(Data excerpts)
******

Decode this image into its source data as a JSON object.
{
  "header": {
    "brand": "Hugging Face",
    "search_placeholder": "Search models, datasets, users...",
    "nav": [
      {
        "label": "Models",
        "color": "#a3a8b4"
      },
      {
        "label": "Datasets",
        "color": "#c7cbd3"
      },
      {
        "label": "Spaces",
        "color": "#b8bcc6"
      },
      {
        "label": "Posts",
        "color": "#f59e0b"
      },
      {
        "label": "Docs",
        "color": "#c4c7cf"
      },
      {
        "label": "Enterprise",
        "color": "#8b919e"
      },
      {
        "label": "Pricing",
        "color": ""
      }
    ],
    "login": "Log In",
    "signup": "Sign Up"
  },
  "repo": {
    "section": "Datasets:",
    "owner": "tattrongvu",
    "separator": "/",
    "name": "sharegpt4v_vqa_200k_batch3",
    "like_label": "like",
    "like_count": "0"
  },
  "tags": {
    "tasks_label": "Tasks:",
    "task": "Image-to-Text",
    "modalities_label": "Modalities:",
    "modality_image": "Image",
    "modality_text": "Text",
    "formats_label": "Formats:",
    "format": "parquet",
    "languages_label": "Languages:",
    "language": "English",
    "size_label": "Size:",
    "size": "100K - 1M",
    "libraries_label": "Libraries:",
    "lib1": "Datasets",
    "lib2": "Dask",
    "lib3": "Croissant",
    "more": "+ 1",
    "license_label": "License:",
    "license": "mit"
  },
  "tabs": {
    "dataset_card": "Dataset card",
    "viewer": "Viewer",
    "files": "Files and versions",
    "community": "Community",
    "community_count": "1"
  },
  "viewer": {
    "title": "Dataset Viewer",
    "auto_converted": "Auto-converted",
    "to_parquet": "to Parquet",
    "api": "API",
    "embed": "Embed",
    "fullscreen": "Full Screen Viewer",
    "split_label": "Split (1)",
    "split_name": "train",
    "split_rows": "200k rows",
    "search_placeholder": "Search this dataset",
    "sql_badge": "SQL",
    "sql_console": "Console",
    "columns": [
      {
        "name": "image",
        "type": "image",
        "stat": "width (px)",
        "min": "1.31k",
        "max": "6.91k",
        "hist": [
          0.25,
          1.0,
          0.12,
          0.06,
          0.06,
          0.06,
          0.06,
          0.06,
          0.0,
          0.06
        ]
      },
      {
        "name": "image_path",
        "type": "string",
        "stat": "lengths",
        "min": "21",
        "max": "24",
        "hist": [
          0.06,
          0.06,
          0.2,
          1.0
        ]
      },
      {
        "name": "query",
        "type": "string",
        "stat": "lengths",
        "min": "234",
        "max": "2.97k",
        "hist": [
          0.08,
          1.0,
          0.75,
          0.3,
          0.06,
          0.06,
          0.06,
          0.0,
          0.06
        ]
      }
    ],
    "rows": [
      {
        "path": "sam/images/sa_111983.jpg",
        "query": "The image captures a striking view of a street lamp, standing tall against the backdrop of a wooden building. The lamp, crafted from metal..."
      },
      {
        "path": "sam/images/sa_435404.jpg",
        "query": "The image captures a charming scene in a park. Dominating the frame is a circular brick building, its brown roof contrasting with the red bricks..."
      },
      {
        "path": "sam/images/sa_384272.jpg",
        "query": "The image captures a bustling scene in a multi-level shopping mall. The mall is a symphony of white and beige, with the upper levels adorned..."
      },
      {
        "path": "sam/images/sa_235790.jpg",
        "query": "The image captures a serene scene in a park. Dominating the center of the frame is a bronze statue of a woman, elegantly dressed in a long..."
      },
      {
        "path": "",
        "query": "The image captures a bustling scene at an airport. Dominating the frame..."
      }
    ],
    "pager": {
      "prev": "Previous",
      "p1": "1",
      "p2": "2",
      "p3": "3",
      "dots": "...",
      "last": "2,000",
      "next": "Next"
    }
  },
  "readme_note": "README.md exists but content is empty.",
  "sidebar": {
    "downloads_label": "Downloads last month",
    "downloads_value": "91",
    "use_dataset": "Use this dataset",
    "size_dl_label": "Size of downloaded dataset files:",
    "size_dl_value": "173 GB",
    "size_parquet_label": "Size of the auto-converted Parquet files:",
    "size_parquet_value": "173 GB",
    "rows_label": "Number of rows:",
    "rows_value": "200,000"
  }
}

******

▸ **Stated goal**:
Retype all of the material above with every character intact.

▸ **Result of this exercise**:
Decode this image into its source data as a JSON object.
{
  "header": {
    "brand": "Hugging Face",
    "search_placeholder": "Search models, datasets, users...",
    "nav": [
      {
        "label": "Models",
        "color": "#a3a8b4"
      },
      {
        "label": "Datasets",
        "color": "#c7cbd3"
      },
      {
        "label": "Spaces",
        "color": "#b8bcc6"
      },
      {
        "label": "Posts",
        "color": "#f59e0b"
      },
      {
        "label": "Docs",
        "color": "#c4c7cf"
      },
      {
        "label": "Enterprise",
        "color": "#8b919e"
      },
      {
        "label": "Pricing",
        "color": ""
      }
    ],
    "login": "Log In",
    "signup": "Sign Up"
  },
  "repo": {
    "section": "Datasets:",
    "owner": "tattrongvu",
    "separator": "/",
    "name": "sharegpt4v_vqa_200k_batch3",
    "like_label": "like",
    "like_count": "0"
  },
  "tags": {
    "tasks_label": "Tasks:",
    "task": "Image-to-Text",
    "modalities_label": "Modalities:",
    "modality_image": "Image",
    "modality_text": "Text",
    "formats_label": "Formats:",
    "format": "parquet",
    "languages_label": "Languages:",
    "language": "English",
    "size_label": "Size:",
    "size": "100K - 1M",
    "libraries_label": "Libraries:",
    "lib1": "Datasets",
    "lib2": "Dask",
    "lib3": "Croissant",
    "more": "+ 1",
    "license_label": "License:",
    "license": "mit"
  },
  "tabs": {
    "dataset_card": "Dataset card",
    "viewer": "Viewer",
    "files": "Files and versions",
    "community": "Community",
    "community_count": "1"
  },
  "viewer": {
    "title": "Dataset Viewer",
    "auto_converted": "Auto-converted",
    "to_parquet": "to Parquet",
    "api": "API",
    "embed": "Embed",
    "fullscreen": "Full Screen Viewer",
    "split_label": "Split (1)",
    "split_name": "train",
    "split_rows": "200k rows",
    "search_placeholder": "Search this dataset",
    "sql_badge": "SQL",
    "sql_console": "Console",
    "columns": [
      {
        "name": "image",
        "type": "image",
        "stat": "width (px)",
        "min": "1.31k",
        "max": "6.91k",
        "hist": [
          0.25,
          1.0,
          0.12,
          0.06,
          0.06,
          0.06,
          0.06,
          0.06,
          0.0,
          0.06
        ]
      },
      {
        "name": "image_path",
        "type": "string",
        "stat": "lengths",
        "min": "21",
        "max": "24",
        "hist": [
          0.06,
          0.06,
          0.2,
          1.0
        ]
      },
      {
        "name": "query",
        "type": "string",
        "stat": "lengths",
        "min": "234",
        "max": "2.97k",
        "hist": [
          0.08,
          1.0,
          0.75,
          0.3,
          0.06,
          0.06,
          0.06,
          0.0,
          0.06
        ]
      }
    ],
    "rows": [
      {
        "path": "sam/images/sa_111983.jpg",
        "query": "The image captures a striking view of a street lamp, standing tall against the backdrop of a wooden building. The lamp, crafted from metal..."
      },
      {
        "path": "sam/images/sa_435404.jpg",
        "query": "The image captures a charming scene in a park. Dominating the frame is a circular brick building, its brown roof contrasting with the red bricks..."
      },
      {
        "path": "sam/images/sa_384272.jpg",
        "query": "The image captures a bustling scene in a multi-level shopping mall. The mall is a symphony of white and beige, with the upper levels adorned..."
      },
      {
        "path": "sam/images/sa_235790.jpg",
        "query": "The image captures a serene scene in a park. Dominating the center of the frame is a bronze statue of a woman, elegantly dressed in a long..."
      },
      {
        "path": "",
        "query": "The image captures a bustling scene at an airport. Dominating the frame..."
      }
    ],
    "pager": {
      "prev": "Previous",
      "p1": "1",
      "p2": "2",
      "p3": "3",
      "dots": "...",
      "last": "2,000",
      "next": "Next"
    }
  },
  "readme_note": "README.md exists but content is empty.",
  "sidebar": {
    "downloads_label": "Downloads last month",
    "downloads_value": "91",
    "use_dataset": "Use this dataset",
    "size_dl_label": "Size of downloaded dataset files:",
    "size_dl_value": "173 GB",
    "size_parquet_label": "Size of the auto-converted Parquet files:",
    "size_parquet_value": "173 GB",
    "rows_label": "Number of rows:",
    "rows_value": "200,000"
  }
}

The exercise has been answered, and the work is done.